══ Records supplied ══

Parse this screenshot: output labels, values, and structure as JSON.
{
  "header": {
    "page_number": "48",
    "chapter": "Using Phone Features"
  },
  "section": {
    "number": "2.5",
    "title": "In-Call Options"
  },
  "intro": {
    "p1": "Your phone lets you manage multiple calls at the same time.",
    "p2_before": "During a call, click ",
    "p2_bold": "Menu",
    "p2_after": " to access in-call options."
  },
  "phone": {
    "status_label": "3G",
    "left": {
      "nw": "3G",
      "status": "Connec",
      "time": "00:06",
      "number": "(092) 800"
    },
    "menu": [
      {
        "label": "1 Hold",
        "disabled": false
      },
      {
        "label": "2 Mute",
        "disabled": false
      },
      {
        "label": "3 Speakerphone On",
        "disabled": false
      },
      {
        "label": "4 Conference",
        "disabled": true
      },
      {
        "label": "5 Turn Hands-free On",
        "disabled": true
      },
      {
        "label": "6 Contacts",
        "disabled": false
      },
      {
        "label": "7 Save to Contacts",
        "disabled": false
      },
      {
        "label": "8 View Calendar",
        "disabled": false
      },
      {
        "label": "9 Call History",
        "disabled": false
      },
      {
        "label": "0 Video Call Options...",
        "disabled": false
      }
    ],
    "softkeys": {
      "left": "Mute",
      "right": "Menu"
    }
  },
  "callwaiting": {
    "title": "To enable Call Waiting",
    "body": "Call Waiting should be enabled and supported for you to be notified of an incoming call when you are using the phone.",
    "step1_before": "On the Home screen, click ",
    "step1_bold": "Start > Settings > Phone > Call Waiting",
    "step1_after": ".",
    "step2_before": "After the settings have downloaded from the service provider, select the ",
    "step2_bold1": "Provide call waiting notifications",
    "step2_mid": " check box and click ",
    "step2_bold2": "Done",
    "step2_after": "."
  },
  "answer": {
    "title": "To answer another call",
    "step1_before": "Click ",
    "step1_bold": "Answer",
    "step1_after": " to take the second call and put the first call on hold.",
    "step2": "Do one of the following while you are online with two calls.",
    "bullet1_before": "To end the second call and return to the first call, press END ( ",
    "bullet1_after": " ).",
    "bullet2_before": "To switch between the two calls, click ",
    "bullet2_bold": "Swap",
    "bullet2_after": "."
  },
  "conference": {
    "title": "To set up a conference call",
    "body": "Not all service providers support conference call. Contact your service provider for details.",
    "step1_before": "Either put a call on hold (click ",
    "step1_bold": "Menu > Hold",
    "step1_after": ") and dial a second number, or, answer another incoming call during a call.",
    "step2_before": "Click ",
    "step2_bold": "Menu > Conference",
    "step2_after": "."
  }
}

═══

Across the preceding material, how many lines contain the word "calls"? State the number alone.

3